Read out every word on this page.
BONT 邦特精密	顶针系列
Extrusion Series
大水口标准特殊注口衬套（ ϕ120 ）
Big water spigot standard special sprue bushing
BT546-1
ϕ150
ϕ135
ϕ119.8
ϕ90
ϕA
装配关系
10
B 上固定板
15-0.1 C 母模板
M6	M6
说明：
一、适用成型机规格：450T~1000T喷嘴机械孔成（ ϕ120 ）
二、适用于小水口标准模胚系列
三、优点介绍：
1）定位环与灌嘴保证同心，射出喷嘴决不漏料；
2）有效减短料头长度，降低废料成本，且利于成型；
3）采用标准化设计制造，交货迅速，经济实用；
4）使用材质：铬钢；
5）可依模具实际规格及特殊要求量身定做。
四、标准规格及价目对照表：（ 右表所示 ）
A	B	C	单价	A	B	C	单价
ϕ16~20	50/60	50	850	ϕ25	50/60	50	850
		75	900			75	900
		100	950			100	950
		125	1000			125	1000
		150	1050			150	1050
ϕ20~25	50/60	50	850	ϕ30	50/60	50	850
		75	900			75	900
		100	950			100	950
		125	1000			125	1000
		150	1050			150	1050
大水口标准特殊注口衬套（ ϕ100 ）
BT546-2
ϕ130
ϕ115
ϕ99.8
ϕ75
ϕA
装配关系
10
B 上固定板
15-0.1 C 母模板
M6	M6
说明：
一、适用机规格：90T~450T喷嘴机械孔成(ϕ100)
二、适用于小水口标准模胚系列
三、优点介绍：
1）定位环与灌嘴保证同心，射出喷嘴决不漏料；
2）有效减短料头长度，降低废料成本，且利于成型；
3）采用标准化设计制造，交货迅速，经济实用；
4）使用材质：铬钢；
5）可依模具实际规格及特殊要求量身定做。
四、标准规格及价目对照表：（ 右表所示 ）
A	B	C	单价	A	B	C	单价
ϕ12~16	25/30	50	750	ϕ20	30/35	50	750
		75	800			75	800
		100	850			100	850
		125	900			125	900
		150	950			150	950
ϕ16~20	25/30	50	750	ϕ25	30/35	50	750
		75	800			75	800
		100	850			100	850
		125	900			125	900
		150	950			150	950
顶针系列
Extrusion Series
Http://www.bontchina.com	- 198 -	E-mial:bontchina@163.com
________
## BRIEF
Extract each line from the listing that holds the word "大水口标准特殊注口衬套".

## SOLUTION TO THIS TASK
大水口标准特殊注口衬套（ ϕ120 ）
大水口标准特殊注口衬套（ ϕ100 ）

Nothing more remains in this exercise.